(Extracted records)
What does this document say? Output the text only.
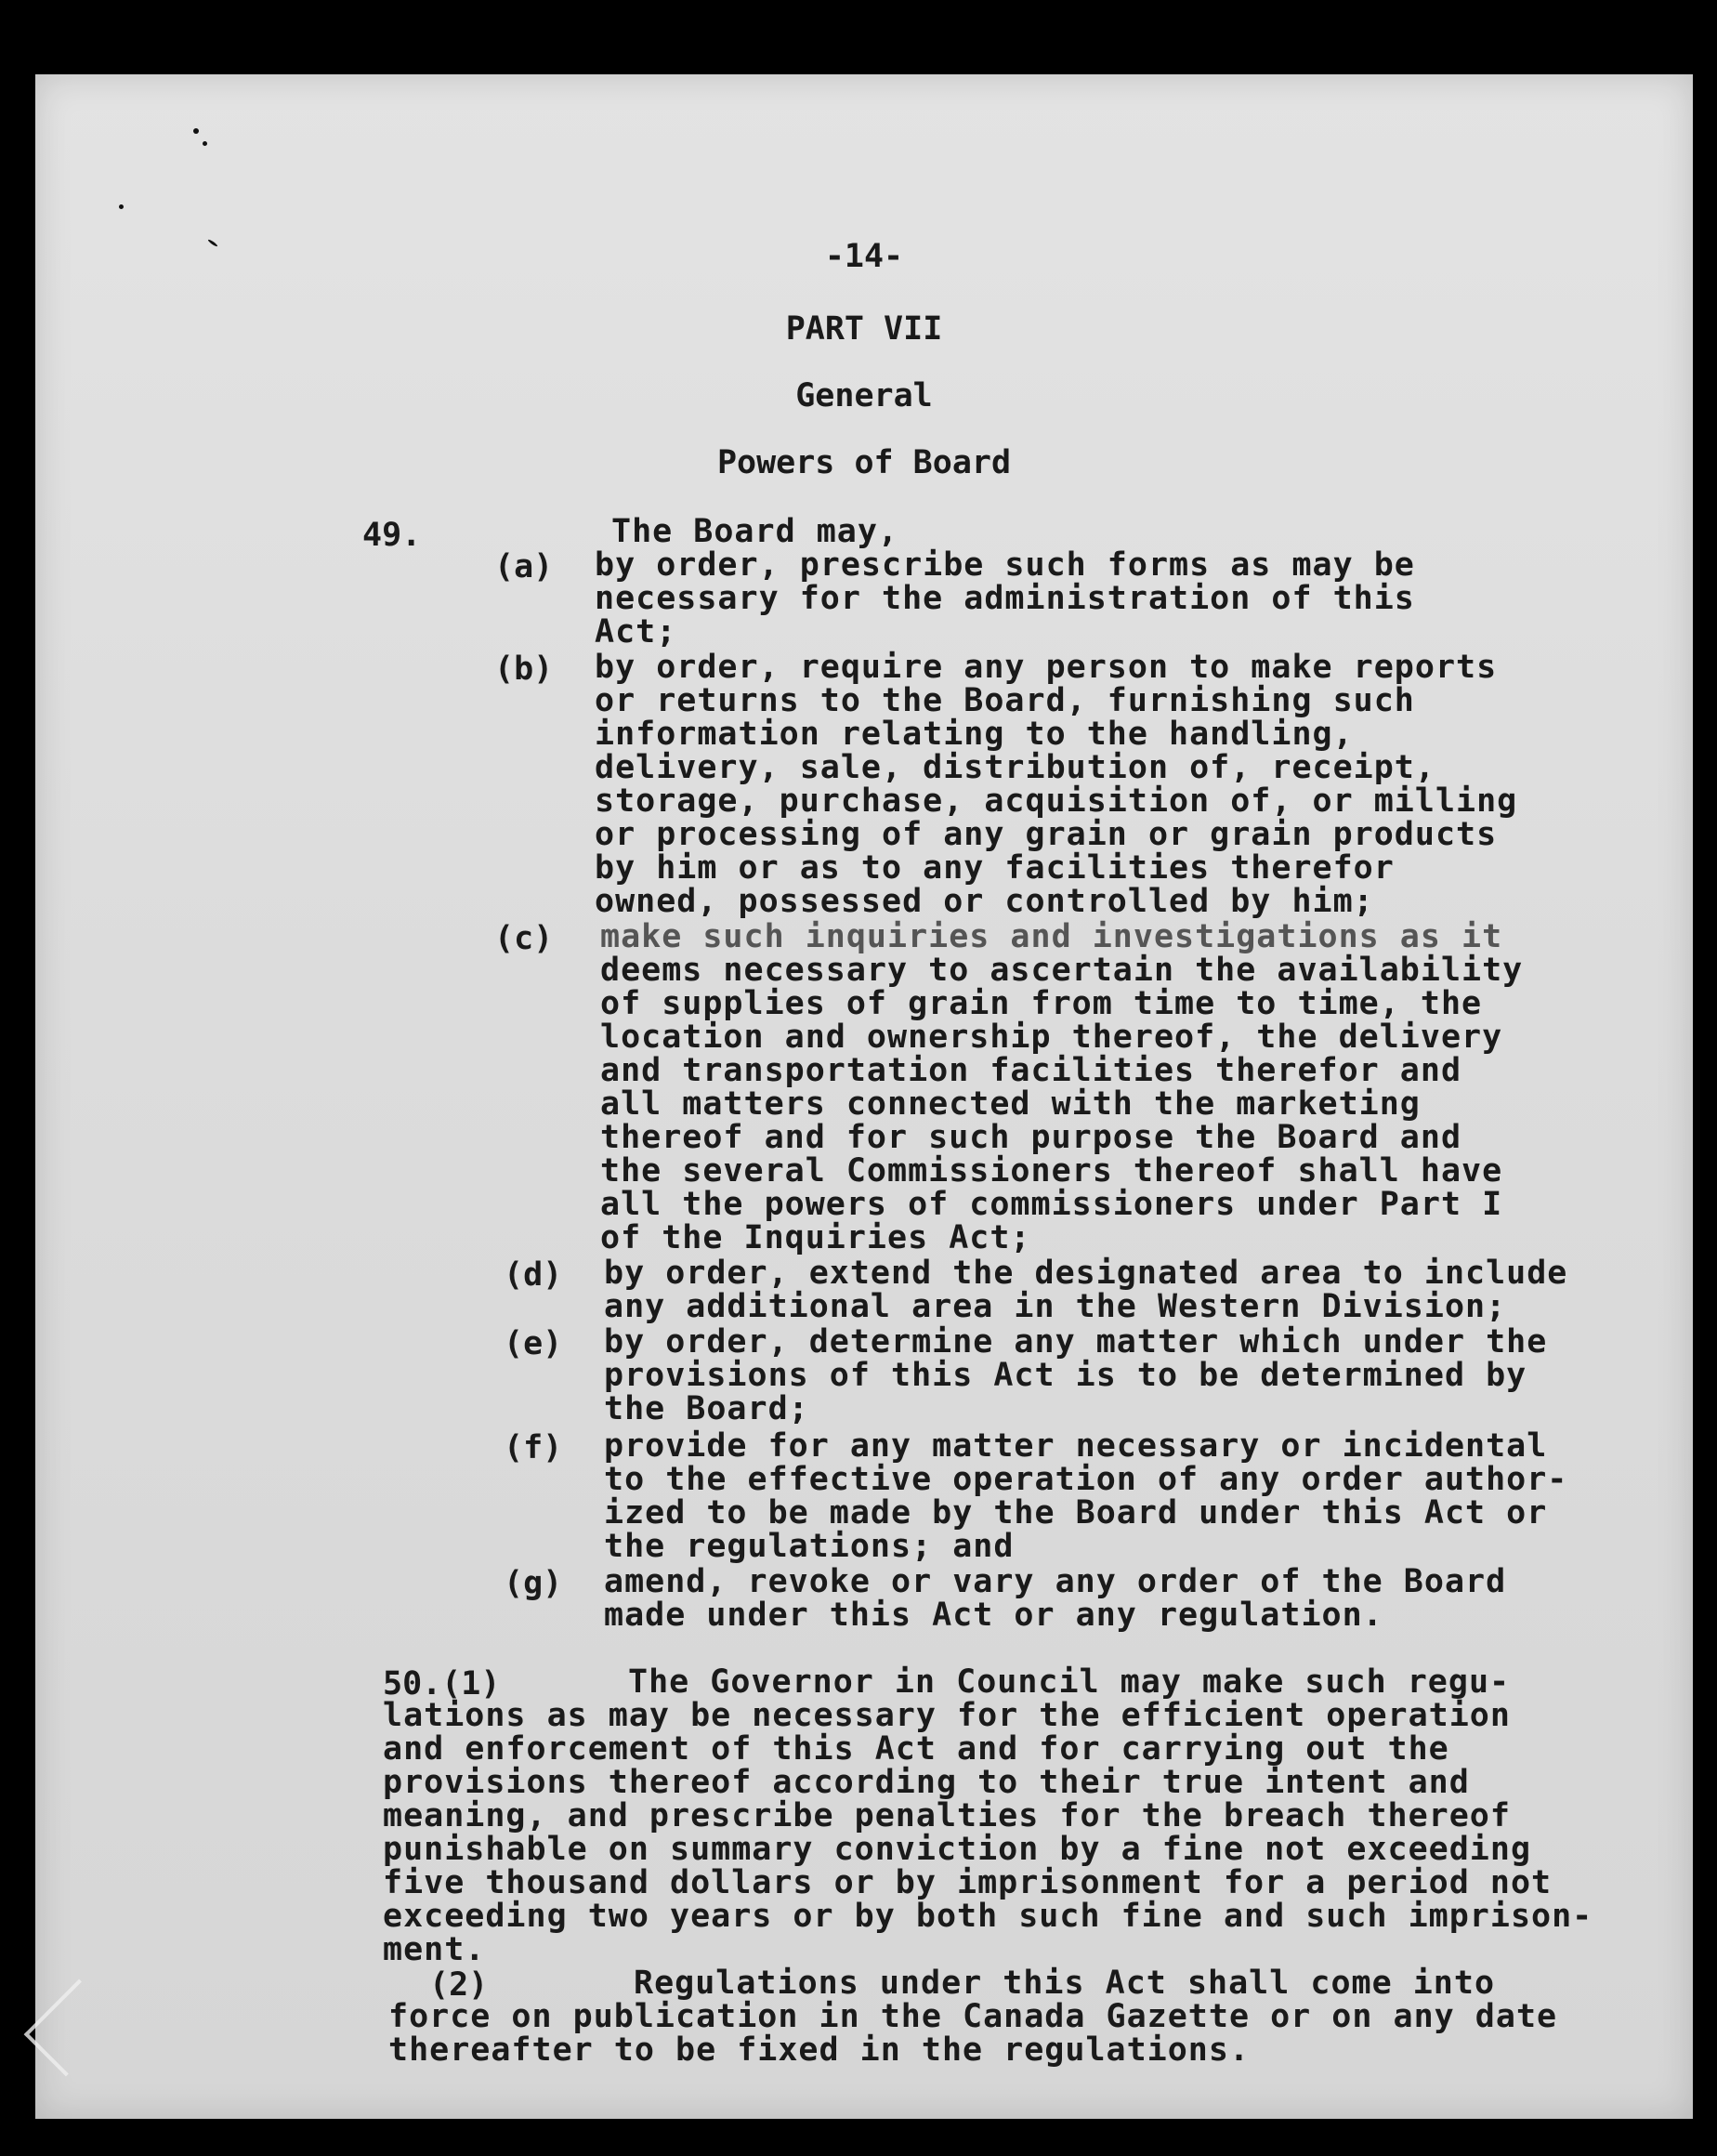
-14-
PART VII
General
Powers of Board
49.	The Board may,
(a) by order, prescribe such forms as may be
necessary for the administration of this
Act;
(b) by order, require any person to make reports
or returns to the Board, furnishing such
information relating to the handling,
delivery, sale, distribution of, receipt,
storage, purchase, acquisition of, or milling
or processing of any grain or grain products
by him or as to any facilities therefor
owned, possessed or controlled by him;
(c) make such inquiries and investigations as it
deems necessary to ascertain the availability
of supplies of grain from time to time, the
location and ownership thereof, the delivery
and transportation facilities therefor and
all matters connected with the marketing
thereof and for such purpose the Board and
the several Commissioners thereof shall have
all the powers of commissioners under Part I
of the Inquiries Act;
(d) by order, extend the designated area to include
any additional area in the Western Division;
(e) by order, determine any matter which under the
provisions of this Act is to be determined by
the Board;
(f) provide for any matter necessary or incidental
to the effective operation of any order author-
ized to be made by the Board under this Act or
the regulations; and
(g) amend, revoke or vary any order of the Board
made under this Act or any regulation.
50.(1)	The Governor in Council may make such regu-
lations as may be necessary for the efficient operation
and enforcement of this Act and for carrying out the
provisions thereof according to their true intent and
meaning, and prescribe penalties for the breach thereof
punishable on summary conviction by a fine not exceeding
five thousand dollars or by imprisonment for a period not
exceeding two years or by both such fine and such imprison-
ment.
(2)	Regulations under this Act shall come into
force on publication in the Canada Gazette or on any date
thereafter to be fixed in the regulations.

What the task asks: Identify each line containing the string "provisions" and copy it out.

Reply to the exercise:
provisions of this Act is to be determined by
provisions thereof according to their true intent and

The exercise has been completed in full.